→ DESCRIPTION OF THE TASK
Output every record exactly and leave each picture out.

Records from a data collection:
-- Opening Marker --

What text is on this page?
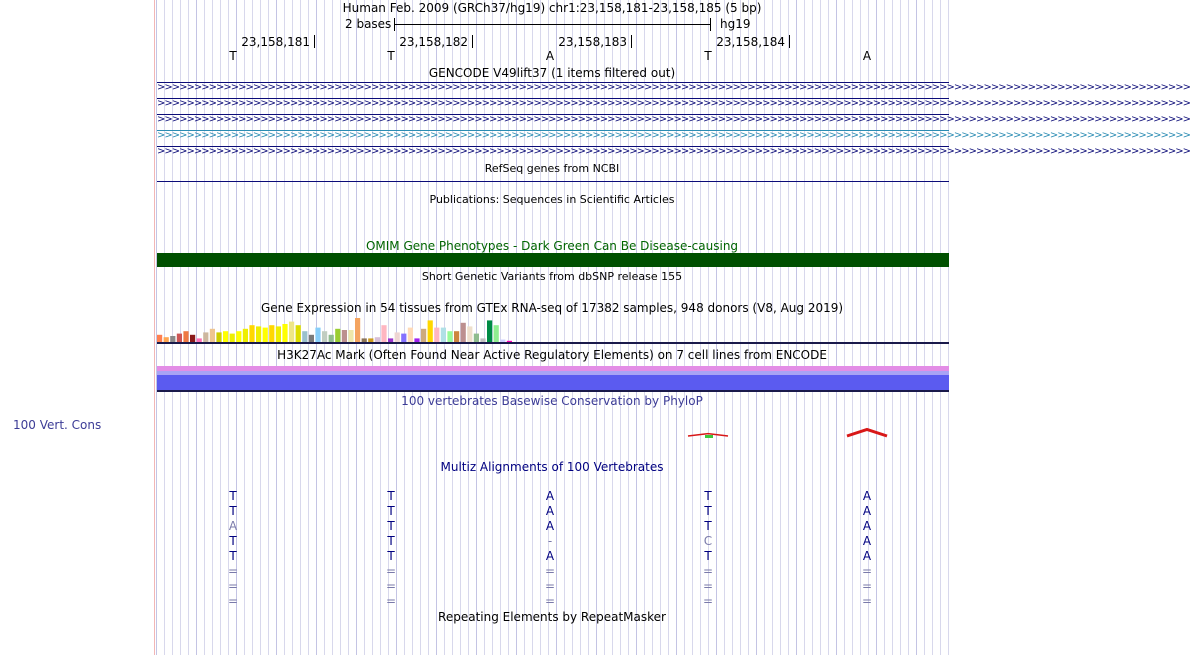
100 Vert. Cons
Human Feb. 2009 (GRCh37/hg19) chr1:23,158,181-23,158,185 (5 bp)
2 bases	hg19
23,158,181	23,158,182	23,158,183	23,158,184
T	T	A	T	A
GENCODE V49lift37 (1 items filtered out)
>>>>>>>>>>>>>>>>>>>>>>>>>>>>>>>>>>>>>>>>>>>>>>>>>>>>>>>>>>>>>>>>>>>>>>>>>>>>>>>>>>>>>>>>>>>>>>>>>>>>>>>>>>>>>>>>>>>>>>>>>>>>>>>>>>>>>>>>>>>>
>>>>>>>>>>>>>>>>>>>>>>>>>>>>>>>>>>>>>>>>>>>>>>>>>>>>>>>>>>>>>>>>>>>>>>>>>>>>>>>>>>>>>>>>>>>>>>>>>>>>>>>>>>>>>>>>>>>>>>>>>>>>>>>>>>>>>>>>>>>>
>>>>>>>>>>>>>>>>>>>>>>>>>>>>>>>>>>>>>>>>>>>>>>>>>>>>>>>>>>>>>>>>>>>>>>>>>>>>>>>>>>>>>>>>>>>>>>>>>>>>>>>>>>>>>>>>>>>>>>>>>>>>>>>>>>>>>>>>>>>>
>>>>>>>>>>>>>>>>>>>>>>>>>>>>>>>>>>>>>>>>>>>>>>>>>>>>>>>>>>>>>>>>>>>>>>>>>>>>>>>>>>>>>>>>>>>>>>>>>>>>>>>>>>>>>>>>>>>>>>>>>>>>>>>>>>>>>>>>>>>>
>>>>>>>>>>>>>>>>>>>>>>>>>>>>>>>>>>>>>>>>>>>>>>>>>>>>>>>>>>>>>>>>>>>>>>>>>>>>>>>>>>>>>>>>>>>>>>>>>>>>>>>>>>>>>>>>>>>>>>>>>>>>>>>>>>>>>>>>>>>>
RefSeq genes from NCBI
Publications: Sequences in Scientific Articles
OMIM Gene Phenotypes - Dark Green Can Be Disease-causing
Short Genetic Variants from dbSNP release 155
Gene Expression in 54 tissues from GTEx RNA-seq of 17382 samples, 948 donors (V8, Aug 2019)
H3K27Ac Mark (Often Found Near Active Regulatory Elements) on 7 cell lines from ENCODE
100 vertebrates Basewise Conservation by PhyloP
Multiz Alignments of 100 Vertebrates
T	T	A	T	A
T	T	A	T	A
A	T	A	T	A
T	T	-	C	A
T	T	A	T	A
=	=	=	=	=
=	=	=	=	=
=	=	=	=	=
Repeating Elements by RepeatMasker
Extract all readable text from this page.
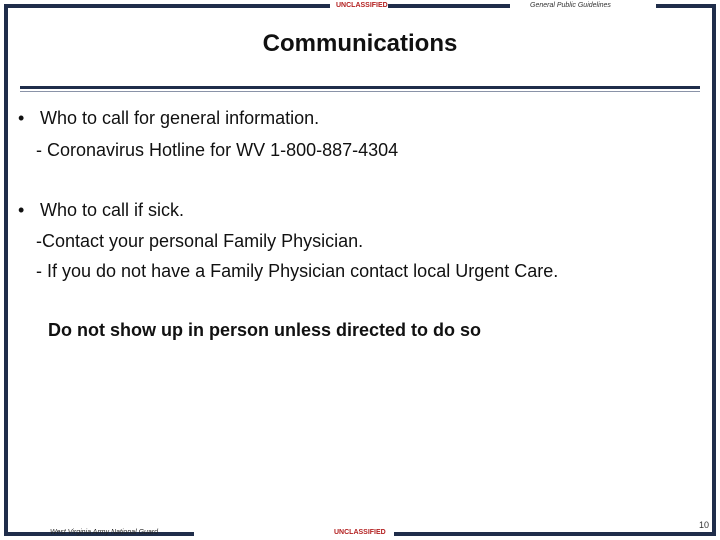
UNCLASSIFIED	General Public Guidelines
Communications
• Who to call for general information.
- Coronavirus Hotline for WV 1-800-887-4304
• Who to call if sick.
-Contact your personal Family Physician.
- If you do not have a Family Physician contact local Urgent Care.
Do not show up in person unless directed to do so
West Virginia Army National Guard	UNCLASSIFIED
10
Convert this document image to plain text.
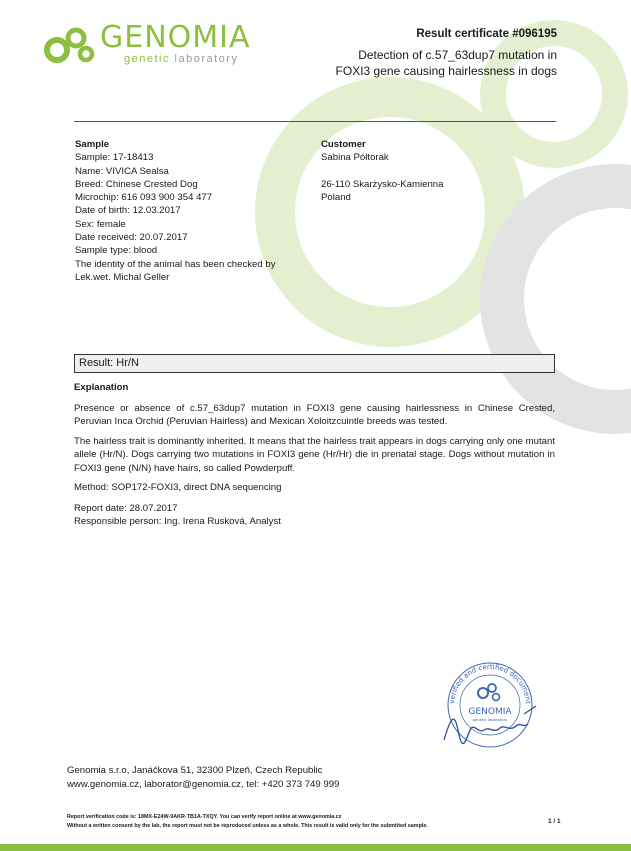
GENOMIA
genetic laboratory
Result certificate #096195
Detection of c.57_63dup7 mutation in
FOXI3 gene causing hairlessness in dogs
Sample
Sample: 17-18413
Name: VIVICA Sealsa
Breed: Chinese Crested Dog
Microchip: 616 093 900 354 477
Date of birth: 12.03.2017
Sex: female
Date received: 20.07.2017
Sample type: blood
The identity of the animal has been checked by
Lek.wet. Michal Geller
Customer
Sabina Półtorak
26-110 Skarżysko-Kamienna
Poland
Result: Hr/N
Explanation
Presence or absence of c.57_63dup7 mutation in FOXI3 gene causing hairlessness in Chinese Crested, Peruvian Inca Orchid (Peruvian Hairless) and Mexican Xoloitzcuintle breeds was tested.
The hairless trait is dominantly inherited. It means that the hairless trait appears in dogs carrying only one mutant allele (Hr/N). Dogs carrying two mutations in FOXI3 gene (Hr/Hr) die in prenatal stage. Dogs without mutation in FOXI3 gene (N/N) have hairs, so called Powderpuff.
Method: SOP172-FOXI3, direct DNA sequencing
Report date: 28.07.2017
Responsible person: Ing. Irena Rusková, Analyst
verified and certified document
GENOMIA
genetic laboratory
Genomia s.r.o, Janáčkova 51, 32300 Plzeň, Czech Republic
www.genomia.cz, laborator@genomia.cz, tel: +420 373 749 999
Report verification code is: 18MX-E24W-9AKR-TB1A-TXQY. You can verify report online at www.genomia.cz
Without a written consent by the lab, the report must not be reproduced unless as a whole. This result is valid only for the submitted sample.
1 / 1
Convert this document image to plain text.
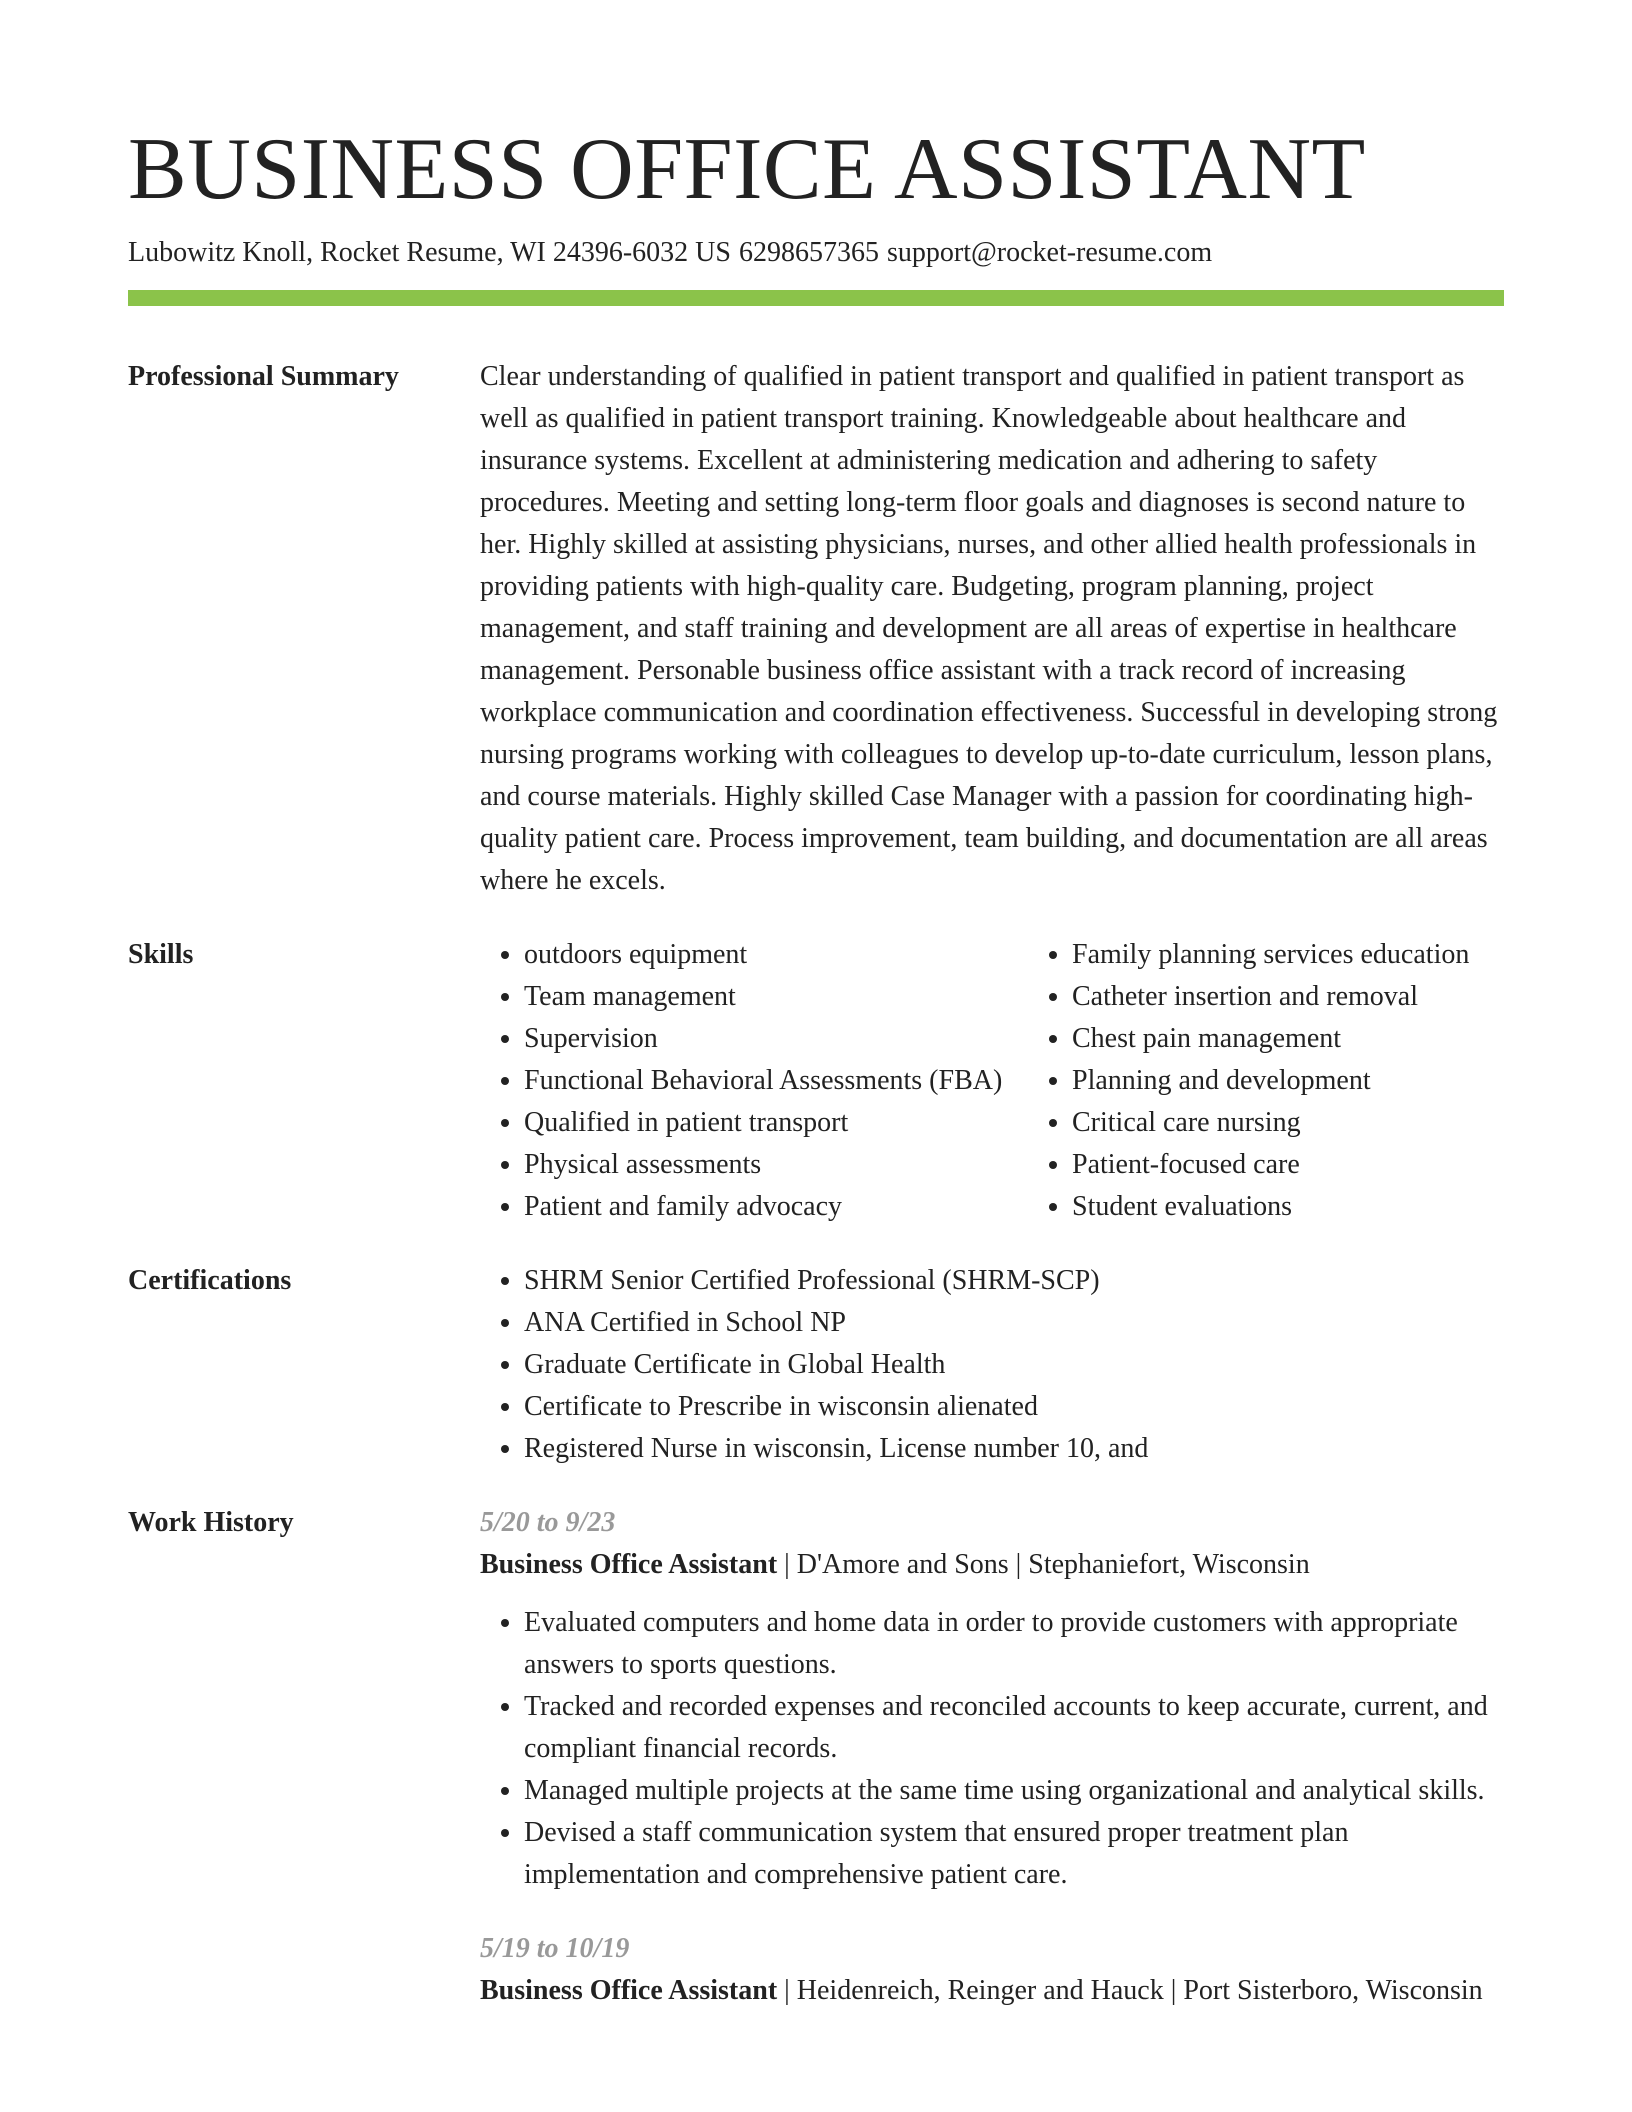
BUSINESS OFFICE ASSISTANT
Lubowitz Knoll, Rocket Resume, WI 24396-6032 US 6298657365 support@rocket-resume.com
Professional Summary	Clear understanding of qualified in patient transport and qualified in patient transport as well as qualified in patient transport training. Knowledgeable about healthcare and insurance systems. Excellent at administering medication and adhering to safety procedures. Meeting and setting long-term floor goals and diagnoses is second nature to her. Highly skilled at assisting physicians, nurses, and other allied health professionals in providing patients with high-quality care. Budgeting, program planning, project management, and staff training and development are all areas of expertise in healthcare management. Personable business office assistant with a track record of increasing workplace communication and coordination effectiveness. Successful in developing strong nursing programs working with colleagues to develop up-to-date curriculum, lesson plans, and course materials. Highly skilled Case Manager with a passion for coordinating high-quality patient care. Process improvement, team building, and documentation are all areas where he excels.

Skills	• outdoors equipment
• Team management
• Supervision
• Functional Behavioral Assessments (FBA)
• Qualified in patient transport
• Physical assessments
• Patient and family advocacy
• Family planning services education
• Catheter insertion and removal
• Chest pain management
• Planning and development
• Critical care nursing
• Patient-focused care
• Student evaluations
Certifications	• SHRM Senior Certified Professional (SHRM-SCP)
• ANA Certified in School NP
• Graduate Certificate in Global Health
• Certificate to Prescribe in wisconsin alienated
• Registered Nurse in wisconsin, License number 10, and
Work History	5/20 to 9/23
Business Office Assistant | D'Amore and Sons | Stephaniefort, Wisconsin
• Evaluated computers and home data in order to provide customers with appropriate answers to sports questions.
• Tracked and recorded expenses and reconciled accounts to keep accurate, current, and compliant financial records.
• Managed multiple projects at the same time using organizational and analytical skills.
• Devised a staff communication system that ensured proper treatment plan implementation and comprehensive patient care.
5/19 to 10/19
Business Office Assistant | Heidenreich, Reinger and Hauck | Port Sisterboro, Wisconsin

-- Closing Marker --

→ RESPONSE FOR THIS EXERCISE
What text is on this page?
100 Vert. Cons
Human Feb. 2009 (GRCh37/hg19) chr1:23,158,181-23,158,185 (5 bp)
2 bases	hg19
23,158,181	23,158,182	23,158,183	23,158,184
T	T	A	T	A
GENCODE V49lift37 (1 items filtered out)
>>>>>>>>>>>>>>>>>>>>>>>>>>>>>>>>>>>>>>>>>>>>>>>>>>>>>>>>>>>>>>>>>>>>>>>>>>>>>>>>>>>>>>>>>>>>>>>>>>>>>>>>>>>>>>>>>>>>>>>>>>>>>>>>>>>>>>>>>>>>
>>>>>>>>>>>>>>>>>>>>>>>>>>>>>>>>>>>>>>>>>>>>>>>>>>>>>>>>>>>>>>>>>>>>>>>>>>>>>>>>>>>>>>>>>>>>>>>>>>>>>>>>>>>>>>>>>>>>>>>>>>>>>>>>>>>>>>>>>>>>
>>>>>>>>>>>>>>>>>>>>>>>>>>>>>>>>>>>>>>>>>>>>>>>>>>>>>>>>>>>>>>>>>>>>>>>>>>>>>>>>>>>>>>>>>>>>>>>>>>>>>>>>>>>>>>>>>>>>>>>>>>>>>>>>>>>>>>>>>>>>
>>>>>>>>>>>>>>>>>>>>>>>>>>>>>>>>>>>>>>>>>>>>>>>>>>>>>>>>>>>>>>>>>>>>>>>>>>>>>>>>>>>>>>>>>>>>>>>>>>>>>>>>>>>>>>>>>>>>>>>>>>>>>>>>>>>>>>>>>>>>
>>>>>>>>>>>>>>>>>>>>>>>>>>>>>>>>>>>>>>>>>>>>>>>>>>>>>>>>>>>>>>>>>>>>>>>>>>>>>>>>>>>>>>>>>>>>>>>>>>>>>>>>>>>>>>>>>>>>>>>>>>>>>>>>>>>>>>>>>>>>
RefSeq genes from NCBI
Publications: Sequences in Scientific Articles
OMIM Gene Phenotypes - Dark Green Can Be Disease-causing
Short Genetic Variants from dbSNP release 155
Gene Expression in 54 tissues from GTEx RNA-seq of 17382 samples, 948 donors (V8, Aug 2019)
H3K27Ac Mark (Often Found Near Active Regulatory Elements) on 7 cell lines from ENCODE
100 vertebrates Basewise Conservation by PhyloP
Multiz Alignments of 100 Vertebrates
T	T	A	T	A
T	T	A	T	A
A	T	A	T	A
T	T	-	C	A
T	T	A	T	A
=	=	=	=	=
=	=	=	=	=
=	=	=	=	=
Repeating Elements by RepeatMasker
Extract all readable text from this page.
UNCLASSIFIED	General Public Guidelines
Communications
• Who to call for general information.
- Coronavirus Hotline for WV 1-800-887-4304
• Who to call if sick.
-Contact your personal Family Physician.
- If you do not have a Family Physician contact local Urgent Care.
Do not show up in person unless directed to do so
West Virginia Army National Guard	UNCLASSIFIED
10
Convert this document image to plain text.
GENOMIA
genetic laboratory
Result certificate #096195
Detection of c.57_63dup7 mutation in
FOXI3 gene causing hairlessness in dogs
Sample
Sample: 17-18413
Name: VIVICA Sealsa
Breed: Chinese Crested Dog
Microchip: 616 093 900 354 477
Date of birth: 12.03.2017
Sex: female
Date received: 20.07.2017
Sample type: blood
The identity of the animal has been checked by
Lek.wet. Michal Geller
Customer
Sabina Półtorak
26-110 Skarżysko-Kamienna
Poland
Result: Hr/N
Explanation
Presence or absence of c.57_63dup7 mutation in FOXI3 gene causing hairlessness in Chinese Crested, Peruvian Inca Orchid (Peruvian Hairless) and Mexican Xoloitzcuintle breeds was tested.
The hairless trait is dominantly inherited. It means that the hairless trait appears in dogs carrying only one mutant allele (Hr/N). Dogs carrying two mutations in FOXI3 gene (Hr/Hr) die in prenatal stage. Dogs without mutation in FOXI3 gene (N/N) have hairs, so called Powderpuff.
Method: SOP172-FOXI3, direct DNA sequencing
Report date: 28.07.2017
Responsible person: Ing. Irena Rusková, Analyst
verified and certified document
GENOMIA
genetic laboratory
Genomia s.r.o, Janáčkova 51, 32300 Plzeň, Czech Republic
www.genomia.cz, laborator@genomia.cz, tel: +420 373 749 999
Report verification code is: 18MX-E24W-9AKR-TB1A-TXQY. You can verify report online at www.genomia.cz
Without a written consent by the lab, the report must not be reproduced unless as a whole. This result is valid only for the submitted sample.
1 / 1
Convert this document image to plain text.
BUSINESS OFFICE ASSISTANT
Lubowitz Knoll, Rocket Resume, WI 24396-6032 US 6298657365 support@rocket-resume.com
Professional Summary	Clear understanding of qualified in patient transport and qualified in patient transport as well as qualified in patient transport training. Knowledgeable about healthcare and insurance systems. Excellent at administering medication and adhering to safety procedures. Meeting and setting long-term floor goals and diagnoses is second nature to her. Highly skilled at assisting physicians, nurses, and other allied health professionals in providing patients with high-quality care. Budgeting, program planning, project management, and staff training and development are all areas of expertise in healthcare management. Personable business office assistant with a track record of increasing workplace communication and coordination effectiveness. Successful in developing strong nursing programs working with colleagues to develop up-to-date curriculum, lesson plans, and course materials. Highly skilled Case Manager with a passion for coordinating high-quality patient care. Process improvement, team building, and documentation are all areas where he excels.

Skills	• outdoors equipment
• Team management
• Supervision
• Functional Behavioral Assessments (FBA)
• Qualified in patient transport
• Physical assessments
• Patient and family advocacy
• Family planning services education
• Catheter insertion and removal
• Chest pain management
• Planning and development
• Critical care nursing
• Patient-focused care
• Student evaluations
Certifications	• SHRM Senior Certified Professional (SHRM-SCP)
• ANA Certified in School NP
• Graduate Certificate in Global Health
• Certificate to Prescribe in wisconsin alienated
• Registered Nurse in wisconsin, License number 10, and
Work History	5/20 to 9/23
Business Office Assistant | D'Amore and Sons | Stephaniefort, Wisconsin
• Evaluated computers and home data in order to provide customers with appropriate answers to sports questions.
• Tracked and recorded expenses and reconciled accounts to keep accurate, current, and compliant financial records.
• Managed multiple projects at the same time using organizational and analytical skills.
• Devised a staff communication system that ensured proper treatment plan implementation and comprehensive patient care.
5/19 to 10/19
Business Office Assistant | Heidenreich, Reinger and Hauck | Port Sisterboro, Wisconsin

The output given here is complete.